**Supplied material**
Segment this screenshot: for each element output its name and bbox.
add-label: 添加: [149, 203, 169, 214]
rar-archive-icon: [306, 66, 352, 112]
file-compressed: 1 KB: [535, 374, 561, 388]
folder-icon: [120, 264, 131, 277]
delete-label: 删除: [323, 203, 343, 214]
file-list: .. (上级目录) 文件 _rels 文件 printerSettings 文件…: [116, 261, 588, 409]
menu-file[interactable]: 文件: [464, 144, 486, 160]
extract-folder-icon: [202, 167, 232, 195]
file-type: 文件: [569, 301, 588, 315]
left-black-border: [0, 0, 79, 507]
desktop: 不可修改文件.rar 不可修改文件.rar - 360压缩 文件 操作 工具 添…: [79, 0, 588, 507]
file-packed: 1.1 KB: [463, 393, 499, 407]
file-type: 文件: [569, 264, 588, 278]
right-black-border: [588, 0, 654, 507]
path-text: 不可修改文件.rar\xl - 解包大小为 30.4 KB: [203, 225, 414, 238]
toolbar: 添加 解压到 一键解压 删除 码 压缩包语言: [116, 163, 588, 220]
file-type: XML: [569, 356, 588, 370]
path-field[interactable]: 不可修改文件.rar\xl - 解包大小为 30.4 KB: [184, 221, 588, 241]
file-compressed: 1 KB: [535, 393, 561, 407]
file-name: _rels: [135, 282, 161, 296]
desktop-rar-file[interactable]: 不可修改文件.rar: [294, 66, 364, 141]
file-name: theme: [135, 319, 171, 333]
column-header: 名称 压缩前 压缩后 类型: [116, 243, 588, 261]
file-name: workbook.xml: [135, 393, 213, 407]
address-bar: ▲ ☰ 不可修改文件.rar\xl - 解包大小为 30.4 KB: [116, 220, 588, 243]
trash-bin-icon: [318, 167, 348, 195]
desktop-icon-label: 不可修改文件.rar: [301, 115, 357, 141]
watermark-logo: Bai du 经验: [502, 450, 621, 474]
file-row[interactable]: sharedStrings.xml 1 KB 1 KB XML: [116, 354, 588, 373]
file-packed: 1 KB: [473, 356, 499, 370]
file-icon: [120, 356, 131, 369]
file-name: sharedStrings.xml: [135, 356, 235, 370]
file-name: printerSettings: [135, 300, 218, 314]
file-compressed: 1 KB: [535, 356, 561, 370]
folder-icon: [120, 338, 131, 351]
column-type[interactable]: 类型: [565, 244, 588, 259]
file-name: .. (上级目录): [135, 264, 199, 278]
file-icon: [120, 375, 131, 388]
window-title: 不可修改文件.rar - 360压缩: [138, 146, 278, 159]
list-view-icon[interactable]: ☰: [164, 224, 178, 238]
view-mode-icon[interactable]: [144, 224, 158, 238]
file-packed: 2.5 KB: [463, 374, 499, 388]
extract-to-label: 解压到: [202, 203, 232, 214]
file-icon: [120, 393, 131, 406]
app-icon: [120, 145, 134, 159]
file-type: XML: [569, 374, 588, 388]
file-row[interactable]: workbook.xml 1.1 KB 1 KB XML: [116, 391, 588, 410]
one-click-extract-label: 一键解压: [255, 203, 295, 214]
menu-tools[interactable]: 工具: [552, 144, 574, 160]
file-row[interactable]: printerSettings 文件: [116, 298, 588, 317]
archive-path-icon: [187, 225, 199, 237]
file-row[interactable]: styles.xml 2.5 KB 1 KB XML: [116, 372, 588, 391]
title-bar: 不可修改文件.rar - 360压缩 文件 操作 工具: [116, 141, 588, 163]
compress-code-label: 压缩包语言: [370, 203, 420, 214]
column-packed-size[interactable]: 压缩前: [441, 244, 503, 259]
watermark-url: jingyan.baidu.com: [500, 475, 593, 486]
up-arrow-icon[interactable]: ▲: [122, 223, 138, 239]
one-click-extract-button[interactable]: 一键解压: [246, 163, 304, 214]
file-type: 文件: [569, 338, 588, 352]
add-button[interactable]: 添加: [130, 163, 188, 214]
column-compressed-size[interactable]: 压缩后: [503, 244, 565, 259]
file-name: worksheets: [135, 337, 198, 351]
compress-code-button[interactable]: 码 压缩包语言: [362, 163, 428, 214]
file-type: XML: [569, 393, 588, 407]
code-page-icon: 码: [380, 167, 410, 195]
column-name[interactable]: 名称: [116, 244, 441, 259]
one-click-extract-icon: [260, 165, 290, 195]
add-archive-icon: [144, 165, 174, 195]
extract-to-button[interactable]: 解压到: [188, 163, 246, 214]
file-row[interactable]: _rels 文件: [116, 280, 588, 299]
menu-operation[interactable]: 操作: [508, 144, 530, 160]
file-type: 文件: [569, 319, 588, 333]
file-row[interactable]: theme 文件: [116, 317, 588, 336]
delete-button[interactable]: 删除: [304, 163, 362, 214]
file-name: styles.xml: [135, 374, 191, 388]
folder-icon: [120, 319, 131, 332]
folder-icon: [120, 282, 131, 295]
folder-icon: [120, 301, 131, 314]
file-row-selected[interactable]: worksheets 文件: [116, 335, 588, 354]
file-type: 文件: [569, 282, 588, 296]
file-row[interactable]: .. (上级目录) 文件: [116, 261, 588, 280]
==
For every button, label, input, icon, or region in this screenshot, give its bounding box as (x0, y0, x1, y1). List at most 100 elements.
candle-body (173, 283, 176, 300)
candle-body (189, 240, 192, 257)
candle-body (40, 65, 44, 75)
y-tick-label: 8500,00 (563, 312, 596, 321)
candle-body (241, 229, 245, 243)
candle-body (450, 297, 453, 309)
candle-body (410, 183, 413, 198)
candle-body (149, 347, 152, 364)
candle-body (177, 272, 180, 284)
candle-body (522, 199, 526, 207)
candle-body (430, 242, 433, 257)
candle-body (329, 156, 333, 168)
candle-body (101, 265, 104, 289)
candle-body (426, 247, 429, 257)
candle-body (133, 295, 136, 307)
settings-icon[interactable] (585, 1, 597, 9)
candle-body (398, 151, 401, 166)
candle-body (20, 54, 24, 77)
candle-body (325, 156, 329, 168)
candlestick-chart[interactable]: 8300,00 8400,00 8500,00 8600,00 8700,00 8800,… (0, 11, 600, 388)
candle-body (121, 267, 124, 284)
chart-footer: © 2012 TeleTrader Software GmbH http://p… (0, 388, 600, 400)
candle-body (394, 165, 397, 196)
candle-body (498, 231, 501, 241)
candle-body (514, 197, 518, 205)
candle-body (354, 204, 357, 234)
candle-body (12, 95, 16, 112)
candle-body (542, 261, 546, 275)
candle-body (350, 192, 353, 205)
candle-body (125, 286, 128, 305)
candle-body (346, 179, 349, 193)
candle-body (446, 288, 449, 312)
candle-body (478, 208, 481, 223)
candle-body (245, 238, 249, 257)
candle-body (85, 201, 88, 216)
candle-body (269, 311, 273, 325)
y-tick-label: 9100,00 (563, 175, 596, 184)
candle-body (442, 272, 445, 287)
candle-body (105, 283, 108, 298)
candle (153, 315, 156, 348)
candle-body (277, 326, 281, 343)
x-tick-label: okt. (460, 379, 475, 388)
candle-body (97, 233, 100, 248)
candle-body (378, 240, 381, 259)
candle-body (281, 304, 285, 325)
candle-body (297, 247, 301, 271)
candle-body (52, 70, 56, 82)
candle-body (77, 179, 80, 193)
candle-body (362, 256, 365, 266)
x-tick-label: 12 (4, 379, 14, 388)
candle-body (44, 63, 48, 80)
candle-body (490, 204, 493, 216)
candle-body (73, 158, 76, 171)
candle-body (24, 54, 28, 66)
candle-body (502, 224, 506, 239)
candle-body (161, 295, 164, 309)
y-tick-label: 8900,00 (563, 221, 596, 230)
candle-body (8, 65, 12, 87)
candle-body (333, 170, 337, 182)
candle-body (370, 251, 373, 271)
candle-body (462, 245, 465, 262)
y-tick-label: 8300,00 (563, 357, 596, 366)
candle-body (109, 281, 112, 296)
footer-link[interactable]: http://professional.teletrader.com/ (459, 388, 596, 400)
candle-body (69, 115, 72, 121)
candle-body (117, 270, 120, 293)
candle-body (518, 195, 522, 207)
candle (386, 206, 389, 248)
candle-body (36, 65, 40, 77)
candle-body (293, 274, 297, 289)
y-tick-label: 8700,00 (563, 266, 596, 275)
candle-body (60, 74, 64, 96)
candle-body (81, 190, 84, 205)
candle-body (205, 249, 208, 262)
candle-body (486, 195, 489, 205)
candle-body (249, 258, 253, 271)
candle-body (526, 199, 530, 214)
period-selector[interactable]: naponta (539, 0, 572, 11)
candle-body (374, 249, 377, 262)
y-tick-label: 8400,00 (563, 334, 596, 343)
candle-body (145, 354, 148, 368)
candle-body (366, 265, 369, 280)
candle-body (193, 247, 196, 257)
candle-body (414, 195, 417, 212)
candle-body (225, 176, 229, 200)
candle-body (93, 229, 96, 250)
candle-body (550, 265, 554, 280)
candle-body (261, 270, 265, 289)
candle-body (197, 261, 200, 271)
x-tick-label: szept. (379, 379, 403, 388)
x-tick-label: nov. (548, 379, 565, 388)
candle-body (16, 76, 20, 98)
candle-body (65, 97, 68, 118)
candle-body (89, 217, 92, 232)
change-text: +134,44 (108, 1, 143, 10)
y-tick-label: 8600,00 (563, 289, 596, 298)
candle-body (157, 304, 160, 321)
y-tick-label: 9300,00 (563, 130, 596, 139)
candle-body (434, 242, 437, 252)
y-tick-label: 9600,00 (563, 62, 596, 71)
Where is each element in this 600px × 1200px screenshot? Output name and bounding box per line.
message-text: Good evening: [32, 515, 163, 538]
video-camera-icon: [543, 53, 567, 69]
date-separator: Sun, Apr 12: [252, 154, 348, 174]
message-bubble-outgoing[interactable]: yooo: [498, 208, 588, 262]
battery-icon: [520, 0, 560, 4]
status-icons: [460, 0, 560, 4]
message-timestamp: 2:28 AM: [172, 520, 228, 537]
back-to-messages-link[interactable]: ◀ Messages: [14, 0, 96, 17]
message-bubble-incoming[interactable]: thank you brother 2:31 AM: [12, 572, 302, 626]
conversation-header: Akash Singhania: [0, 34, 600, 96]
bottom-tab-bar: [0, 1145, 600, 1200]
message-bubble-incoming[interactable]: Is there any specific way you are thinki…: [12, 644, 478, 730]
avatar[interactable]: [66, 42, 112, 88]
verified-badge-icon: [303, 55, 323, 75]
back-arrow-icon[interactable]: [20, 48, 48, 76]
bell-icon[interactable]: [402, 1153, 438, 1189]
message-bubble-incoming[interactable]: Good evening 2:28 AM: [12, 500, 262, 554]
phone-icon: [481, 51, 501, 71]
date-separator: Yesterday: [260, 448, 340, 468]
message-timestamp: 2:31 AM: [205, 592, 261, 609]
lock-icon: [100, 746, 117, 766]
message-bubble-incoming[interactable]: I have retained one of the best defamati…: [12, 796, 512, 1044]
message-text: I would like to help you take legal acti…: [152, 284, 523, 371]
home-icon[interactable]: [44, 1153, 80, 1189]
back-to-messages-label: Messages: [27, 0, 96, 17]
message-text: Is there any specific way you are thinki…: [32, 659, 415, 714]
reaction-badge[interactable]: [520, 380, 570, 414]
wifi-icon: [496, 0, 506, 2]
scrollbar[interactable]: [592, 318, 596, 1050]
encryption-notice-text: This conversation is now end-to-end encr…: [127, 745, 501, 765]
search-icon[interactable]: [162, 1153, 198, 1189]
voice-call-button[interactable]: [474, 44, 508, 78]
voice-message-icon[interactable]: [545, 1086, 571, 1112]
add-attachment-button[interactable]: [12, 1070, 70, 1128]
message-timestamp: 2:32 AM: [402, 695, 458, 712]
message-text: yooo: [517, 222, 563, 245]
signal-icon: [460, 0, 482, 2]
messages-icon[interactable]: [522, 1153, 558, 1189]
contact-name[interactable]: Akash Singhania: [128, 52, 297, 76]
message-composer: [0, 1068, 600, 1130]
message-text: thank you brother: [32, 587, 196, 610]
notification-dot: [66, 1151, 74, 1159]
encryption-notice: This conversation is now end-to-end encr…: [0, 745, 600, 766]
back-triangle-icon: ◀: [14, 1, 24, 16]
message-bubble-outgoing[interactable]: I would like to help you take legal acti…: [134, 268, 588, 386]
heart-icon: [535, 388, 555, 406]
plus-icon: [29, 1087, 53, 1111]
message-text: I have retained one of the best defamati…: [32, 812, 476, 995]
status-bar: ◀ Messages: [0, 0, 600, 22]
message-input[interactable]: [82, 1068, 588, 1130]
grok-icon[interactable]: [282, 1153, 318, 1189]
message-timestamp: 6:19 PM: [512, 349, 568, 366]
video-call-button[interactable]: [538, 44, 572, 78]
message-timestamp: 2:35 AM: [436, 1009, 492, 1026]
---
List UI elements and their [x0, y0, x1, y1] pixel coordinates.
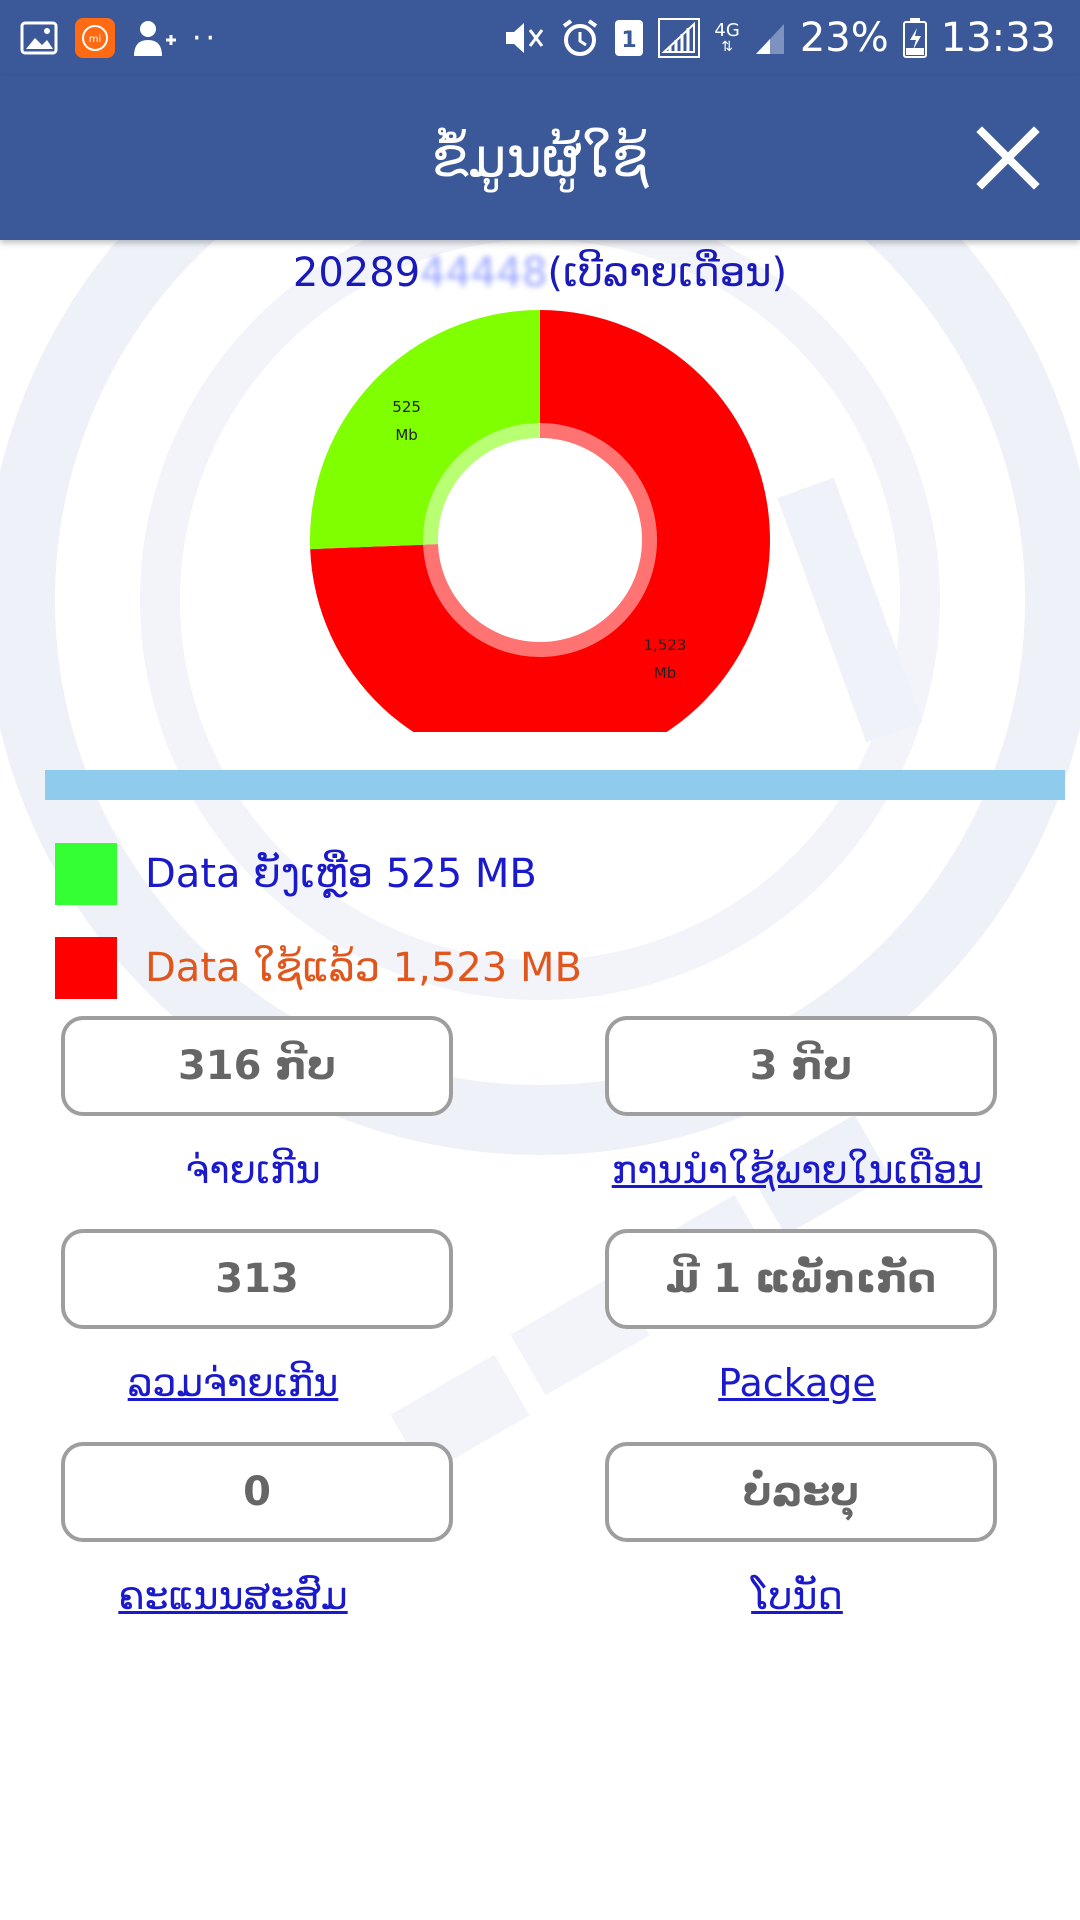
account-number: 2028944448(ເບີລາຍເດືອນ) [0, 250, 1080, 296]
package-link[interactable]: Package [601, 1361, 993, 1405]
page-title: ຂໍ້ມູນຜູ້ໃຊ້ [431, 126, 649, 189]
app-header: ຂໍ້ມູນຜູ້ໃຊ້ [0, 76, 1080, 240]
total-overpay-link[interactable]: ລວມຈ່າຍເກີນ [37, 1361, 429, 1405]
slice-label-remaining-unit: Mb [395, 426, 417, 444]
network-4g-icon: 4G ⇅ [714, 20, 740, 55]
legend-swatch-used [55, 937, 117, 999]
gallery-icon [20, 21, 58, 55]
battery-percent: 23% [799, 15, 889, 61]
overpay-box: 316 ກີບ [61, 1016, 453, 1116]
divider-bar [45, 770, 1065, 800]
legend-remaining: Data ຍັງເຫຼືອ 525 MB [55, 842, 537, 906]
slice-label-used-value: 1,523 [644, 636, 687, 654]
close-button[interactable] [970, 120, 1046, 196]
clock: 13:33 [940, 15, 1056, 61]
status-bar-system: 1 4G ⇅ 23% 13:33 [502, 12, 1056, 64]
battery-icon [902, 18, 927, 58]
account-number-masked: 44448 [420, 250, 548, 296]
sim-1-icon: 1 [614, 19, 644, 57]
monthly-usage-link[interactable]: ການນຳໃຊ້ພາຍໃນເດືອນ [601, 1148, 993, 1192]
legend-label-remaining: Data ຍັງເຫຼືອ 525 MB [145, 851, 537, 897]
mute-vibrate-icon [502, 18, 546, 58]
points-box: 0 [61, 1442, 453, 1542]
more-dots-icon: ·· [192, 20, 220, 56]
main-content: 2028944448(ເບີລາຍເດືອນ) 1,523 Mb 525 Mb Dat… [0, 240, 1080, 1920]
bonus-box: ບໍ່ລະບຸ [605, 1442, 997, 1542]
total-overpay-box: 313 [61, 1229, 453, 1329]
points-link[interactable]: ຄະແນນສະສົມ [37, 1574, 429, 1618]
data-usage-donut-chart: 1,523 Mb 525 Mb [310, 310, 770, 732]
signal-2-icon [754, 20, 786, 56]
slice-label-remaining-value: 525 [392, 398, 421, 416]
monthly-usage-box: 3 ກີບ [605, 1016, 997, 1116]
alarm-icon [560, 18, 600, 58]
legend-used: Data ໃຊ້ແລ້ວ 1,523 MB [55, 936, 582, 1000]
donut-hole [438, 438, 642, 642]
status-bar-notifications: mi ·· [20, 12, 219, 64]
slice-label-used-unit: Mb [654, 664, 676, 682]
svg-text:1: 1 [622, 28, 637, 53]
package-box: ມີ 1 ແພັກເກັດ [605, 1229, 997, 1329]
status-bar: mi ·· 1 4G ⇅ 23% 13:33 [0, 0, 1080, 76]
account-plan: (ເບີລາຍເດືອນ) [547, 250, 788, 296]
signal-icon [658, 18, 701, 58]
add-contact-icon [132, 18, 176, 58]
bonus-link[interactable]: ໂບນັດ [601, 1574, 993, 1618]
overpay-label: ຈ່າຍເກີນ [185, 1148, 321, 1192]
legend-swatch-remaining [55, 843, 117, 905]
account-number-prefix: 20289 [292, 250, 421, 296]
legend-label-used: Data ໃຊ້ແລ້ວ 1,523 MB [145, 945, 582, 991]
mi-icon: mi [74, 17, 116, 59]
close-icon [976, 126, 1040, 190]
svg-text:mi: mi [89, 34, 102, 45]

**What is needed**
Copy the items from the line containing "Segment this screenshot: for" through the line containing "folder-icon: [120, 264, 131, 277]", including both of those lines, and reproduce them without any changes.

**Answer below**
Segment this screenshot: for each element output its name and bbox.
add-label: 添加: [149, 203, 169, 214]
rar-archive-icon: [306, 66, 352, 112]
file-compressed: 1 KB: [535, 374, 561, 388]
folder-icon: [120, 264, 131, 277]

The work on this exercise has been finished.